*SHORT PROBLEM*
Your task is to extract every entry that follows word for word while excluding the pictures.

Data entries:

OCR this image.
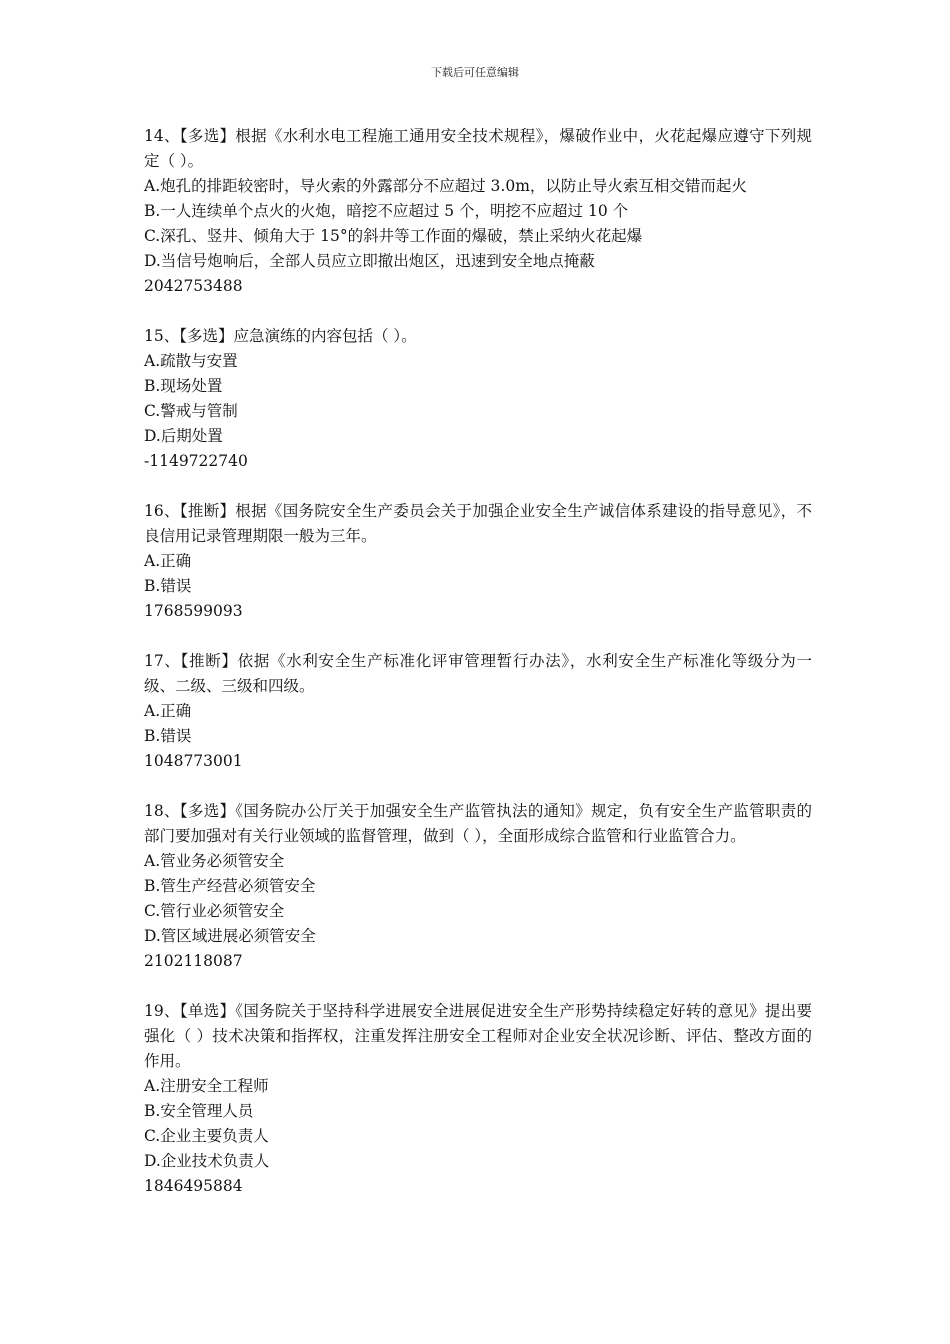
下载后可任意编辑
14、【多选】根据《水利水电工程施工通用安全技术规程》，爆破作业中，火花起爆应遵守下列规定（ ）。
A.炮孔的排距较密时，导火索的外露部分不应超过 3.0m，以防止导火索互相交错而起火
B.一人连续单个点火的火炮，暗挖不应超过 5 个，明挖不应超过 10 个
C.深孔、竖井、倾角大于 15°的斜井等工作面的爆破，禁止采纳火花起爆
D.当信号炮响后，全部人员应立即撤出炮区，迅速到安全地点掩蔽
2042753488
15、【多选】应急演练的内容包括（ ）。
A.疏散与安置
B.现场处置
C.警戒与管制
D.后期处置
-1149722740
16、【推断】根据《国务院安全生产委员会关于加强企业安全生产诚信体系建设的指导意见》，不良信用记录管理期限一般为三年。
A.正确
B.错误
1768599093
17、【推断】依据《水利安全生产标准化评审管理暂行办法》，水利安全生产标准化等级分为一级、二级、三级和四级。
A.正确
B.错误
1048773001
18、【多选】《国务院办公厅关于加强安全生产监管执法的通知》规定，负有安全生产监管职责的部门要加强对有关行业领域的监督管理，做到（ ），全面形成综合监管和行业监管合力。
A.管业务必须管安全
B.管生产经营必须管安全
C.管行业必须管安全
D.管区域进展必须管安全
2102118087
19、【单选】《国务院关于坚持科学进展安全进展促进安全生产形势持续稳定好转的意见》提出要强化（ ）技术决策和指挥权，注重发挥注册安全工程师对企业安全状况诊断、评估、整改方面的作用。
A.注册安全工程师
B.安全管理人员
C.企业主要负责人
D.企业技术负责人
1846495884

*SOLUTION FOR THIS PROBLEM*
OCR this image.
下载后可任意编辑
14、【多选】根据《水利水电工程施工通用安全技术规程》，爆破作业中，火花起爆应遵守下列规定（ ）。
A.炮孔的排距较密时，导火索的外露部分不应超过 3.0m，以防止导火索互相交错而起火
B.一人连续单个点火的火炮，暗挖不应超过 5 个，明挖不应超过 10 个
C.深孔、竖井、倾角大于 15°的斜井等工作面的爆破，禁止采纳火花起爆
D.当信号炮响后，全部人员应立即撤出炮区，迅速到安全地点掩蔽
2042753488
15、【多选】应急演练的内容包括（ ）。
A.疏散与安置
B.现场处置
C.警戒与管制
D.后期处置
-1149722740
16、【推断】根据《国务院安全生产委员会关于加强企业安全生产诚信体系建设的指导意见》，不良信用记录管理期限一般为三年。
A.正确
B.错误
1768599093
17、【推断】依据《水利安全生产标准化评审管理暂行办法》，水利安全生产标准化等级分为一级、二级、三级和四级。
A.正确
B.错误
1048773001
18、【多选】《国务院办公厅关于加强安全生产监管执法的通知》规定，负有安全生产监管职责的部门要加强对有关行业领域的监督管理，做到（ ），全面形成综合监管和行业监管合力。
A.管业务必须管安全
B.管生产经营必须管安全
C.管行业必须管安全
D.管区域进展必须管安全
2102118087
19、【单选】《国务院关于坚持科学进展安全进展促进安全生产形势持续稳定好转的意见》提出要强化（ ）技术决策和指挥权，注重发挥注册安全工程师对企业安全状况诊断、评估、整改方面的作用。
A.注册安全工程师
B.安全管理人员
C.企业主要负责人
D.企业技术负责人
1846495884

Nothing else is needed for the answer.